• Exercise aim
Strip out the pictures and output each remaining line of the data word for word.

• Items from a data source
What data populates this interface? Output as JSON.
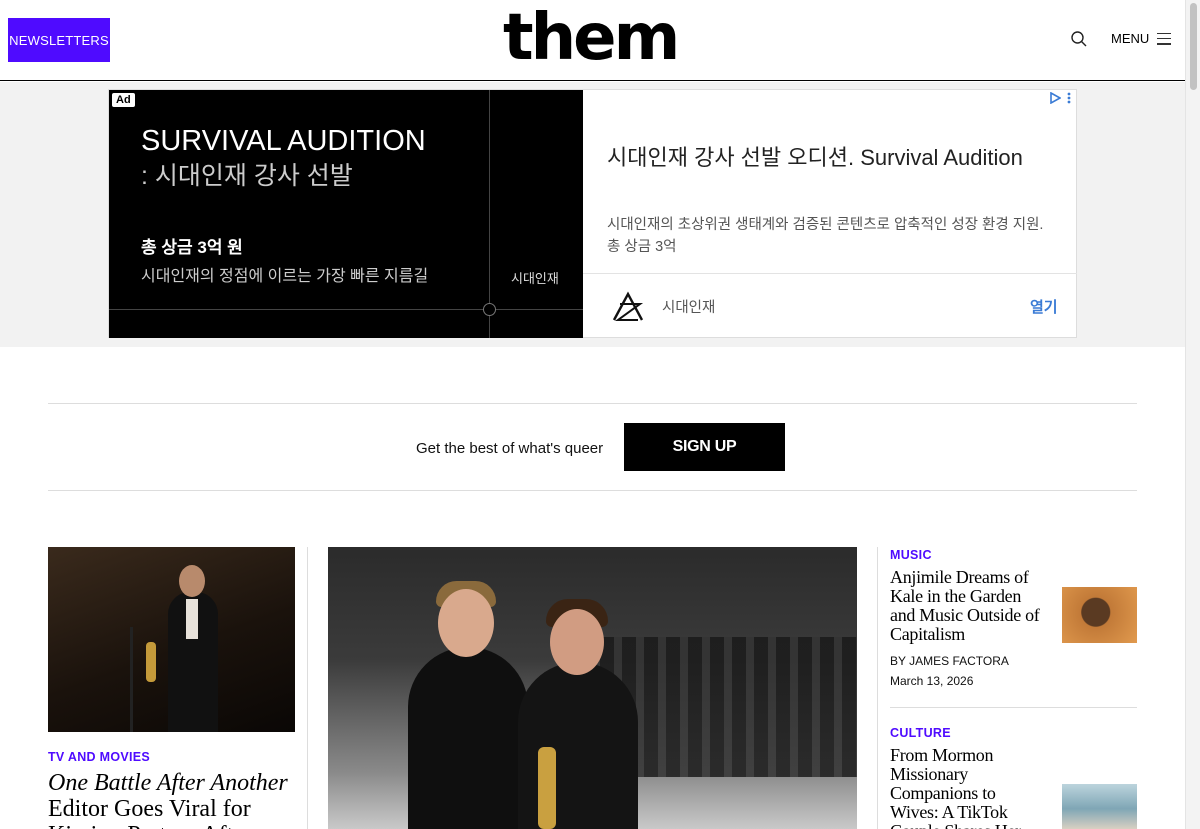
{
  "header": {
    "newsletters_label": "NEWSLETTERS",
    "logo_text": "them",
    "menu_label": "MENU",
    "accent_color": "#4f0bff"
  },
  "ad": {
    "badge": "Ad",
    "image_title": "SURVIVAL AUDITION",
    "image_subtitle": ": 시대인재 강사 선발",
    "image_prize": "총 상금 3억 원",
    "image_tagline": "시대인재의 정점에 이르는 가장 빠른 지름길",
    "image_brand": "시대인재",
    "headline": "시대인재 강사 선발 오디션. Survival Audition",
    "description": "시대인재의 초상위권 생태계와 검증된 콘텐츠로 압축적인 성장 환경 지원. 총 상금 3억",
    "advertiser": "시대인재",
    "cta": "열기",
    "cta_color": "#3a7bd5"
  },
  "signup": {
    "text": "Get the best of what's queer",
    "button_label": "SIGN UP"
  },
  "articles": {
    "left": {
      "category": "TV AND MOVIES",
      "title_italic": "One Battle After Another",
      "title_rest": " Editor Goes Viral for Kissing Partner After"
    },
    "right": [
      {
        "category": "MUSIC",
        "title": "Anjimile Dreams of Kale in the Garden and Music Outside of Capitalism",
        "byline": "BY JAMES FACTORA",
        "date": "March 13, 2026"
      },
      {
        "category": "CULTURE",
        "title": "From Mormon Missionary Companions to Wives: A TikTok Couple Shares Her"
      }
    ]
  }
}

• Task output
What data populates this interface? Output as JSON.
{
  "header": {
    "newsletters_label": "NEWSLETTERS",
    "logo_text": "them",
    "menu_label": "MENU",
    "accent_color": "#4f0bff"
  },
  "ad": {
    "badge": "Ad",
    "image_title": "SURVIVAL AUDITION",
    "image_subtitle": ": 시대인재 강사 선발",
    "image_prize": "총 상금 3억 원",
    "image_tagline": "시대인재의 정점에 이르는 가장 빠른 지름길",
    "image_brand": "시대인재",
    "headline": "시대인재 강사 선발 오디션. Survival Audition",
    "description": "시대인재의 초상위권 생태계와 검증된 콘텐츠로 압축적인 성장 환경 지원. 총 상금 3억",
    "advertiser": "시대인재",
    "cta": "열기",
    "cta_color": "#3a7bd5"
  },
  "signup": {
    "text": "Get the best of what's queer",
    "button_label": "SIGN UP"
  },
  "articles": {
    "left": {
      "category": "TV AND MOVIES",
      "title_italic": "One Battle After Another",
      "title_rest": " Editor Goes Viral for Kissing Partner After"
    },
    "right": [
      {
        "category": "MUSIC",
        "title": "Anjimile Dreams of Kale in the Garden and Music Outside of Capitalism",
        "byline": "BY JAMES FACTORA",
        "date": "March 13, 2026"
      },
      {
        "category": "CULTURE",
        "title": "From Mormon Missionary Companions to Wives: A TikTok Couple Shares Her"
      }
    ]
  }
}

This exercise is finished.